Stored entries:

━━━━

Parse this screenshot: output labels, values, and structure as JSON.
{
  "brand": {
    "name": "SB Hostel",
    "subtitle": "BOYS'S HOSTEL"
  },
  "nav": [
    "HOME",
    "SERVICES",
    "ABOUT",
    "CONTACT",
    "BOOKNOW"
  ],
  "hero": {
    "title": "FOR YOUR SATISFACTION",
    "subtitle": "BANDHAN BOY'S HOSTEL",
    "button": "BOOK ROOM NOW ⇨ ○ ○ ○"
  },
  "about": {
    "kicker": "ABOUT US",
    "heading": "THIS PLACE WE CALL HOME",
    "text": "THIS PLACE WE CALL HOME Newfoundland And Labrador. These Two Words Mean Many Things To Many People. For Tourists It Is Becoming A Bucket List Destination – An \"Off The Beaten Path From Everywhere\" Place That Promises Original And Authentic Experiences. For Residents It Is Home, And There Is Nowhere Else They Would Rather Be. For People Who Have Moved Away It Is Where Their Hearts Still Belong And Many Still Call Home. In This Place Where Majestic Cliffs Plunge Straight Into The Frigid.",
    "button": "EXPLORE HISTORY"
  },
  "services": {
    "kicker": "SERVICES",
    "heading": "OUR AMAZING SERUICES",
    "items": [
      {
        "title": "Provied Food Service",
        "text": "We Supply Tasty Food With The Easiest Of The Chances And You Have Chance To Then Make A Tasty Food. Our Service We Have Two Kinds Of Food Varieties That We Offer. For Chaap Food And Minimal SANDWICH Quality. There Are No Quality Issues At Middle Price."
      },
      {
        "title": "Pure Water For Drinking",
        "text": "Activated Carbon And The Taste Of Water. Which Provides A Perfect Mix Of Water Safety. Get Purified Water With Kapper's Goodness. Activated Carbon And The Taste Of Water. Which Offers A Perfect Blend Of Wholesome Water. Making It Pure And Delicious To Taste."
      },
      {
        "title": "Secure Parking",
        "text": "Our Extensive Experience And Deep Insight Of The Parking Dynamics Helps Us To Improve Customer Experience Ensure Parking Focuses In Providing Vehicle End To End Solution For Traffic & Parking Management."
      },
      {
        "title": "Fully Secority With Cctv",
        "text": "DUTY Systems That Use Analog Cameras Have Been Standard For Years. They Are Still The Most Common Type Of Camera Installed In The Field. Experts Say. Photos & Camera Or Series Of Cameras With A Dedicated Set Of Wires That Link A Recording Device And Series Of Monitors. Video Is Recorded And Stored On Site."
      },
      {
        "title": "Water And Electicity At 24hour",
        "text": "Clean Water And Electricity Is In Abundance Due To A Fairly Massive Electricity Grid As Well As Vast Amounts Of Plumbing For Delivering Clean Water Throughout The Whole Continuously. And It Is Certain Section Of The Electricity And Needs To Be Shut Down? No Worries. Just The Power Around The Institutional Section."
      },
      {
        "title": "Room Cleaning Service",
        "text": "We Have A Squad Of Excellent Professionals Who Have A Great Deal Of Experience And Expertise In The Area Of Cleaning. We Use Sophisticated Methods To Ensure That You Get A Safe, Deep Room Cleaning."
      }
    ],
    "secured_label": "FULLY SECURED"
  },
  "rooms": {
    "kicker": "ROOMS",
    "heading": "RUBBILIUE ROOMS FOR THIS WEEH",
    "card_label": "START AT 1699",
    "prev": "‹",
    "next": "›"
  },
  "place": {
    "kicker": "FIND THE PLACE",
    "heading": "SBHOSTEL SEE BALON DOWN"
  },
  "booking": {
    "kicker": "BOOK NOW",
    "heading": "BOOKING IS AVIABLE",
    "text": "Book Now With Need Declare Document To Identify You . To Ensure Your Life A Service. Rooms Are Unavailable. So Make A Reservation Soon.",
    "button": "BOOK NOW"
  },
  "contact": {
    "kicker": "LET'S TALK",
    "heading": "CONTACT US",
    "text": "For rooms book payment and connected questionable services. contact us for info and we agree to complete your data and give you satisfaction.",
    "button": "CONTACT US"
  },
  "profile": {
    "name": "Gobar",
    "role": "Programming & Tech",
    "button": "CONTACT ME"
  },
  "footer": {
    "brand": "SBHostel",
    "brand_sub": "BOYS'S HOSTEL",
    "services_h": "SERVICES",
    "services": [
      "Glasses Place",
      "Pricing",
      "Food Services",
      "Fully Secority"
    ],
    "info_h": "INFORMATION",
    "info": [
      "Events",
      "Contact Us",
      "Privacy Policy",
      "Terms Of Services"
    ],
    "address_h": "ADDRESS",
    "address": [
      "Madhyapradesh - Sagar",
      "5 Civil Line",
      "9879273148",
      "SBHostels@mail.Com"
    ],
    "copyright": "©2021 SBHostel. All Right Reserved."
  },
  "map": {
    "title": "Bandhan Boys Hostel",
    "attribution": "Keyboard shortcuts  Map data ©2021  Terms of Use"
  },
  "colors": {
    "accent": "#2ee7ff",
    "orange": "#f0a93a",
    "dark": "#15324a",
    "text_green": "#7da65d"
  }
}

━━━━

Return all of the data word for word.

Parse this screenshot: output labels, values, and structure as JSON.
{
  "brand": {
    "name": "SB Hostel",
    "subtitle": "BOYS'S HOSTEL"
  },
  "nav": [
    "HOME",
    "SERVICES",
    "ABOUT",
    "CONTACT",
    "BOOKNOW"
  ],
  "hero": {
    "title": "FOR YOUR SATISFACTION",
    "subtitle": "BANDHAN BOY'S HOSTEL",
    "button": "BOOK ROOM NOW ⇨ ○ ○ ○"
  },
  "about": {
    "kicker": "ABOUT US",
    "heading": "THIS PLACE WE CALL HOME",
    "text": "THIS PLACE WE CALL HOME Newfoundland And Labrador. These Two Words Mean Many Things To Many People. For Tourists It Is Becoming A Bucket List Destination – An \"Off The Beaten Path From Everywhere\" Place That Promises Original And Authentic Experiences. For Residents It Is Home, And There Is Nowhere Else They Would Rather Be. For People Who Have Moved Away It Is Where Their Hearts Still Belong And Many Still Call Home. In This Place Where Majestic Cliffs Plunge Straight Into The Frigid.",
    "button": "EXPLORE HISTORY"
  },
  "services": {
    "kicker": "SERVICES",
    "heading": "OUR AMAZING SERUICES",
    "items": [
      {
        "title": "Provied Food Service",
        "text": "We Supply Tasty Food With The Easiest Of The Chances And You Have Chance To Then Make A Tasty Food. Our Service We Have Two Kinds Of Food Varieties That We Offer. For Chaap Food And Minimal SANDWICH Quality. There Are No Quality Issues At Middle Price."
      },
      {
        "title": "Pure Water For Drinking",
        "text": "Activated Carbon And The Taste Of Water. Which Provides A Perfect Mix Of Water Safety. Get Purified Water With Kapper's Goodness. Activated Carbon And The Taste Of Water. Which Offers A Perfect Blend Of Wholesome Water. Making It Pure And Delicious To Taste."
      },
      {
        "title": "Secure Parking",
        "text": "Our Extensive Experience And Deep Insight Of The Parking Dynamics Helps Us To Improve Customer Experience Ensure Parking Focuses In Providing Vehicle End To End Solution For Traffic & Parking Management."
      },
      {
        "title": "Fully Secority With Cctv",
        "text": "DUTY Systems That Use Analog Cameras Have Been Standard For Years. They Are Still The Most Common Type Of Camera Installed In The Field. Experts Say. Photos & Camera Or Series Of Cameras With A Dedicated Set Of Wires That Link A Recording Device And Series Of Monitors. Video Is Recorded And Stored On Site."
      },
      {
        "title": "Water And Electicity At 24hour",
        "text": "Clean Water And Electricity Is In Abundance Due To A Fairly Massive Electricity Grid As Well As Vast Amounts Of Plumbing For Delivering Clean Water Throughout The Whole Continuously. And It Is Certain Section Of The Electricity And Needs To Be Shut Down? No Worries. Just The Power Around The Institutional Section."
      },
      {
        "title": "Room Cleaning Service",
        "text": "We Have A Squad Of Excellent Professionals Who Have A Great Deal Of Experience And Expertise In The Area Of Cleaning. We Use Sophisticated Methods To Ensure That You Get A Safe, Deep Room Cleaning."
      }
    ],
    "secured_label": "FULLY SECURED"
  },
  "rooms": {
    "kicker": "ROOMS",
    "heading": "RUBBILIUE ROOMS FOR THIS WEEH",
    "card_label": "START AT 1699",
    "prev": "‹",
    "next": "›"
  },
  "place": {
    "kicker": "FIND THE PLACE",
    "heading": "SBHOSTEL SEE BALON DOWN"
  },
  "booking": {
    "kicker": "BOOK NOW",
    "heading": "BOOKING IS AVIABLE",
    "text": "Book Now With Need Declare Document To Identify You . To Ensure Your Life A Service. Rooms Are Unavailable. So Make A Reservation Soon.",
    "button": "BOOK NOW"
  },
  "contact": {
    "kicker": "LET'S TALK",
    "heading": "CONTACT US",
    "text": "For rooms book payment and connected questionable services. contact us for info and we agree to complete your data and give you satisfaction.",
    "button": "CONTACT US"
  },
  "profile": {
    "name": "Gobar",
    "role": "Programming & Tech",
    "button": "CONTACT ME"
  },
  "footer": {
    "brand": "SBHostel",
    "brand_sub": "BOYS'S HOSTEL",
    "services_h": "SERVICES",
    "services": [
      "Glasses Place",
      "Pricing",
      "Food Services",
      "Fully Secority"
    ],
    "info_h": "INFORMATION",
    "info": [
      "Events",
      "Contact Us",
      "Privacy Policy",
      "Terms Of Services"
    ],
    "address_h": "ADDRESS",
    "address": [
      "Madhyapradesh - Sagar",
      "5 Civil Line",
      "9879273148",
      "SBHostels@mail.Com"
    ],
    "copyright": "©2021 SBHostel. All Right Reserved."
  },
  "map": {
    "title": "Bandhan Boys Hostel",
    "attribution": "Keyboard shortcuts  Map data ©2021  Terms of Use"
  },
  "colors": {
    "accent": "#2ee7ff",
    "orange": "#f0a93a",
    "dark": "#15324a",
    "text_green": "#7da65d"
  }
}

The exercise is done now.